- [Given entries]
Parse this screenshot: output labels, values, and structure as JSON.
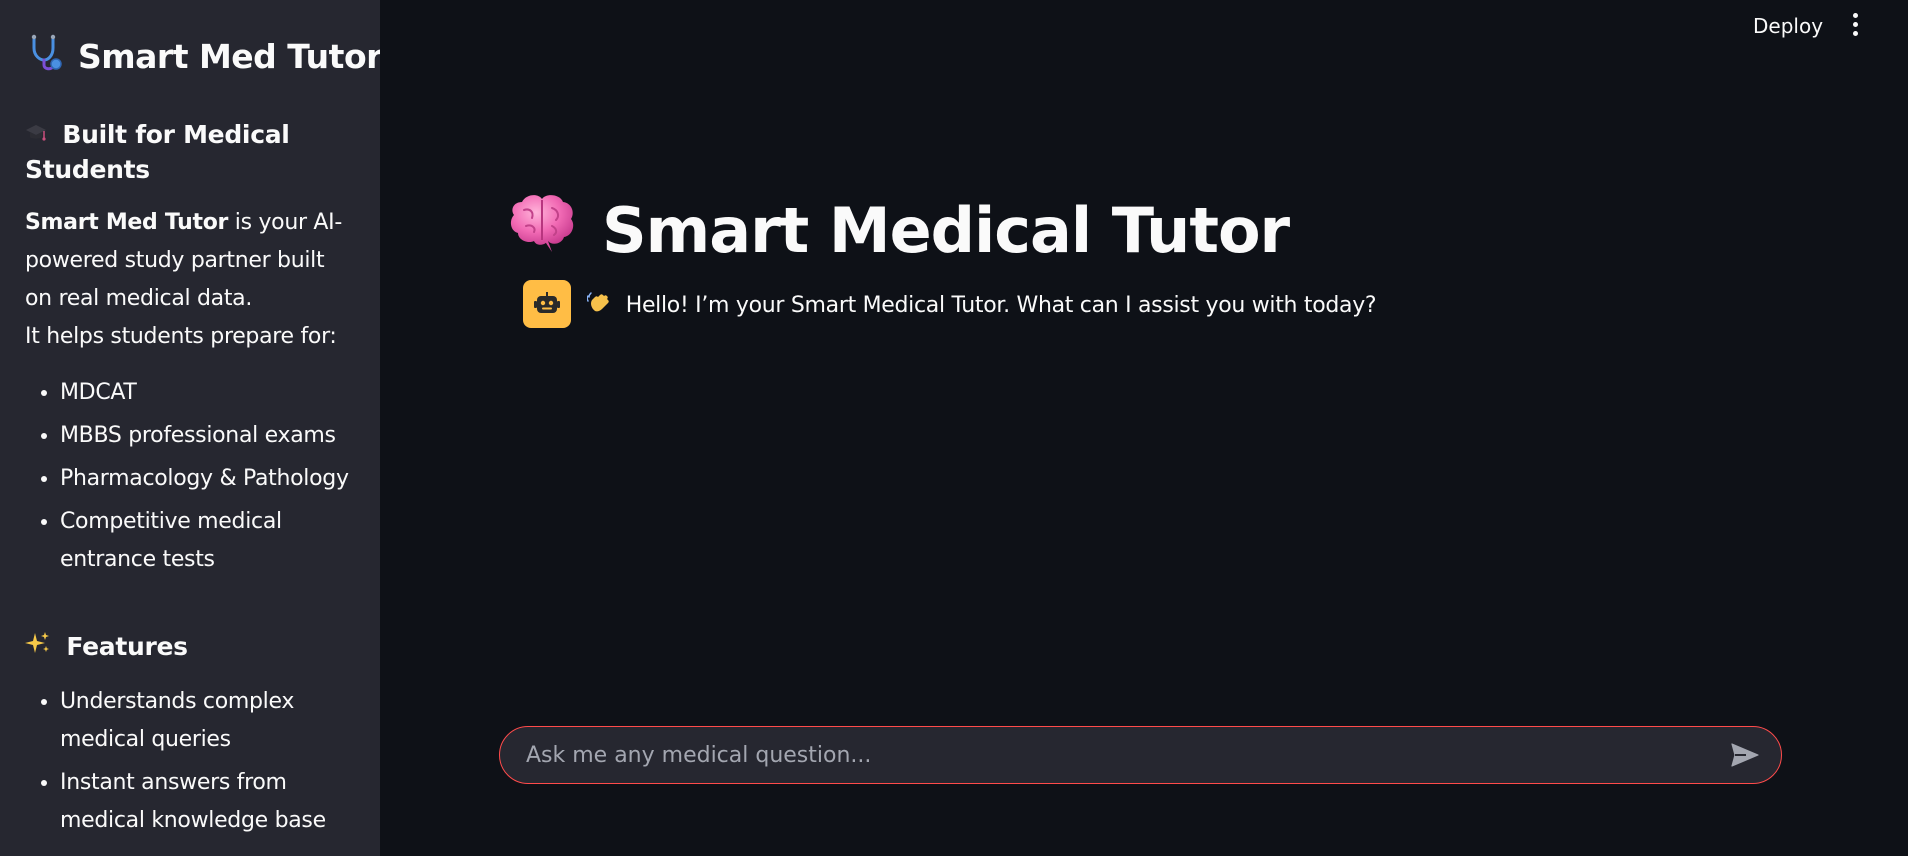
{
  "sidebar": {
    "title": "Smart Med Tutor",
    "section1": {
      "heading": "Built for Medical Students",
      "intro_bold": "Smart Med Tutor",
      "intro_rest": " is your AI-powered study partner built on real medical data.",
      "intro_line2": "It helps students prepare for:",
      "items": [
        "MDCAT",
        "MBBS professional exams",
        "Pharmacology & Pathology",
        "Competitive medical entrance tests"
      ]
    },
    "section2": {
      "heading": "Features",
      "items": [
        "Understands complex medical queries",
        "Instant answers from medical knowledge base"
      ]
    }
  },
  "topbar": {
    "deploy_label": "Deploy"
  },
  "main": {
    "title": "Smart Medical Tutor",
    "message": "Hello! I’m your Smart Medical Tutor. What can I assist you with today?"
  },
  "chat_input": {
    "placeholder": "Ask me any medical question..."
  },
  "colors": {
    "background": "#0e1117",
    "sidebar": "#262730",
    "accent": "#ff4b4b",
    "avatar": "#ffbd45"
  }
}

...

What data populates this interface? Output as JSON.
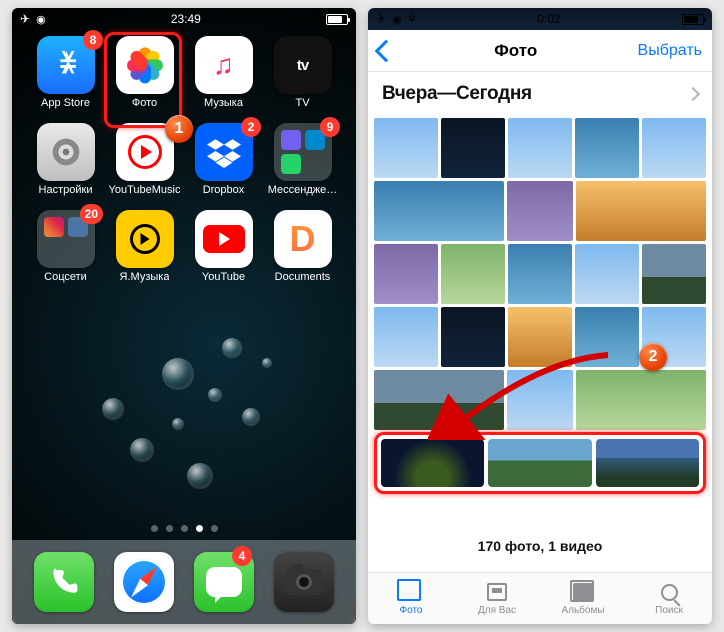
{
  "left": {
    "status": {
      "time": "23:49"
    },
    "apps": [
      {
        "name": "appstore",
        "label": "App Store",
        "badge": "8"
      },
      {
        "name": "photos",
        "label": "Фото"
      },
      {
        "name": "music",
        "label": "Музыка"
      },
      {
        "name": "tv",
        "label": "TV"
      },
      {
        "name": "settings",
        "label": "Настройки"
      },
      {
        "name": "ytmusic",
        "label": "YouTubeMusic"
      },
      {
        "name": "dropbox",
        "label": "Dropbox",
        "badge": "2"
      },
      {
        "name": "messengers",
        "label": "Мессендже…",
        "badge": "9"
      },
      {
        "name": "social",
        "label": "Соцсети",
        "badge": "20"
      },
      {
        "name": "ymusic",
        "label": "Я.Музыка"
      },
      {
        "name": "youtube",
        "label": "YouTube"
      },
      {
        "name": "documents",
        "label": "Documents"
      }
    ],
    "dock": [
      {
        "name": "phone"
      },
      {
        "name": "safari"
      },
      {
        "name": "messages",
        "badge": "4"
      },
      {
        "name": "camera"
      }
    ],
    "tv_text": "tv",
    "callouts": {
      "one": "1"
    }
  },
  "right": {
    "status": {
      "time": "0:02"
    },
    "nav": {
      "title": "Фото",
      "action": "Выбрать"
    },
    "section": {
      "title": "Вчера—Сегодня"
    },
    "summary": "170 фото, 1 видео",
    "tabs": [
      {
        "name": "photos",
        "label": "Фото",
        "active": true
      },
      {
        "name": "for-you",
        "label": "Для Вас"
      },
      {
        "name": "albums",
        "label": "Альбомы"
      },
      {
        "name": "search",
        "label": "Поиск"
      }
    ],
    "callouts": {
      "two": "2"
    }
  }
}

- [Task to carry out] Isolate the lines that hold the word "Smart" and copy all of them.

- [Full response]
    "title": "Smart Med Tutor",
      "intro_bold": "Smart Med Tutor",
    "title": "Smart Medical Tutor",
    "message": "Hello! I’m your Smart Medical Tutor. What can I assist you with today?"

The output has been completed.